▸ WORK REQUIRED
Give every entry again, unchanged, and leave its images out.

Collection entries
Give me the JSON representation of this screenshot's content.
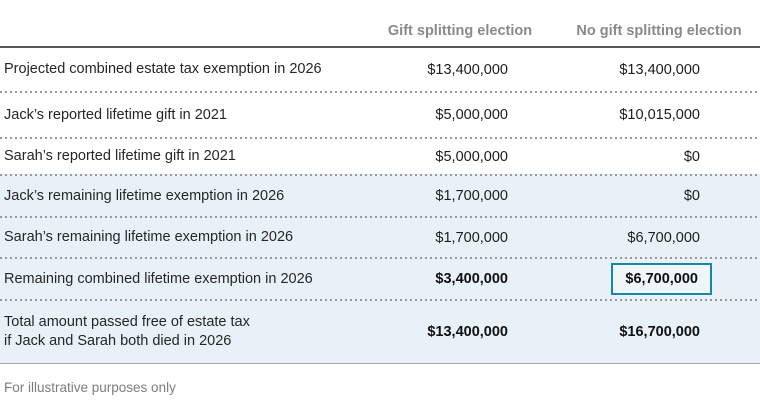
{
  "header": {
    "columns": [
      {
        "label": "Gift splitting election"
      },
      {
        "label": "No gift splitting election"
      }
    ]
  },
  "table": {
    "rows": [
      {
        "label": "Projected combined estate tax exemption in 2026",
        "gift_splitting": "$13,400,000",
        "no_gift_splitting": "$13,400,000"
      },
      {
        "label": "Jack’s reported lifetime gift in 2021",
        "gift_splitting": "$5,000,000",
        "no_gift_splitting": "$10,015,000"
      },
      {
        "label": "Sarah’s reported lifetime gift in 2021",
        "gift_splitting": "$5,000,000",
        "no_gift_splitting": "$0"
      },
      {
        "label": "Jack’s remaining lifetime exemption in 2026",
        "gift_splitting": "$1,700,000",
        "no_gift_splitting": "$0"
      },
      {
        "label": "Sarah’s remaining lifetime exemption in 2026",
        "gift_splitting": "$1,700,000",
        "no_gift_splitting": "$6,700,000"
      },
      {
        "label": "Remaining combined lifetime exemption in 2026",
        "gift_splitting": "$3,400,000",
        "no_gift_splitting": "$6,700,000"
      },
      {
        "label": "Total amount passed free of estate tax",
        "label_line2": "if Jack and Sarah both died in 2026",
        "gift_splitting": "$13,400,000",
        "no_gift_splitting": "$16,700,000"
      }
    ]
  },
  "footer": {
    "note": "For illustrative purposes only"
  },
  "colors": {
    "highlight_section_bg": "#e9f1f8",
    "highlight_box_border": "#1687a6",
    "header_text": "#8a8a8a",
    "top_rule": "#595a5c",
    "bottom_rule": "#a8a8a8",
    "dotted_separator": "#98989d"
  },
  "chart_data": {
    "type": "table",
    "title": "",
    "columns": [
      "",
      "Gift splitting election",
      "No gift splitting election"
    ],
    "rows": [
      [
        "Projected combined estate tax exemption in 2026",
        13400000,
        13400000
      ],
      [
        "Jack’s reported lifetime gift in 2021",
        5000000,
        10015000
      ],
      [
        "Sarah’s reported lifetime gift in 2021",
        5000000,
        0
      ],
      [
        "Jack’s remaining lifetime exemption in 2026",
        1700000,
        0
      ],
      [
        "Sarah’s remaining lifetime exemption in 2026",
        1700000,
        6700000
      ],
      [
        "Remaining combined lifetime exemption in 2026",
        3400000,
        6700000
      ],
      [
        "Total amount passed free of estate tax if Jack and Sarah both died in 2026",
        13400000,
        16700000
      ]
    ],
    "highlighted_cell": {
      "row": 5,
      "column": "No gift splitting election",
      "value": 6700000
    },
    "footnote": "For illustrative purposes only"
  }
}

▸ COMPLETE ANSWER
Give me the JSON representation of this screenshot's content.
{
  "header": {
    "columns": [
      {
        "label": "Gift splitting election"
      },
      {
        "label": "No gift splitting election"
      }
    ]
  },
  "table": {
    "rows": [
      {
        "label": "Projected combined estate tax exemption in 2026",
        "gift_splitting": "$13,400,000",
        "no_gift_splitting": "$13,400,000"
      },
      {
        "label": "Jack’s reported lifetime gift in 2021",
        "gift_splitting": "$5,000,000",
        "no_gift_splitting": "$10,015,000"
      },
      {
        "label": "Sarah’s reported lifetime gift in 2021",
        "gift_splitting": "$5,000,000",
        "no_gift_splitting": "$0"
      },
      {
        "label": "Jack’s remaining lifetime exemption in 2026",
        "gift_splitting": "$1,700,000",
        "no_gift_splitting": "$0"
      },
      {
        "label": "Sarah’s remaining lifetime exemption in 2026",
        "gift_splitting": "$1,700,000",
        "no_gift_splitting": "$6,700,000"
      },
      {
        "label": "Remaining combined lifetime exemption in 2026",
        "gift_splitting": "$3,400,000",
        "no_gift_splitting": "$6,700,000"
      },
      {
        "label": "Total amount passed free of estate tax",
        "label_line2": "if Jack and Sarah both died in 2026",
        "gift_splitting": "$13,400,000",
        "no_gift_splitting": "$16,700,000"
      }
    ]
  },
  "footer": {
    "note": "For illustrative purposes only"
  },
  "colors": {
    "highlight_section_bg": "#e9f1f8",
    "highlight_box_border": "#1687a6",
    "header_text": "#8a8a8a",
    "top_rule": "#595a5c",
    "bottom_rule": "#a8a8a8",
    "dotted_separator": "#98989d"
  },
  "chart_data": {
    "type": "table",
    "title": "",
    "columns": [
      "",
      "Gift splitting election",
      "No gift splitting election"
    ],
    "rows": [
      [
        "Projected combined estate tax exemption in 2026",
        13400000,
        13400000
      ],
      [
        "Jack’s reported lifetime gift in 2021",
        5000000,
        10015000
      ],
      [
        "Sarah’s reported lifetime gift in 2021",
        5000000,
        0
      ],
      [
        "Jack’s remaining lifetime exemption in 2026",
        1700000,
        0
      ],
      [
        "Sarah’s remaining lifetime exemption in 2026",
        1700000,
        6700000
      ],
      [
        "Remaining combined lifetime exemption in 2026",
        3400000,
        6700000
      ],
      [
        "Total amount passed free of estate tax if Jack and Sarah both died in 2026",
        13400000,
        16700000
      ]
    ],
    "highlighted_cell": {
      "row": 5,
      "column": "No gift splitting election",
      "value": 6700000
    },
    "footnote": "For illustrative purposes only"
  }
}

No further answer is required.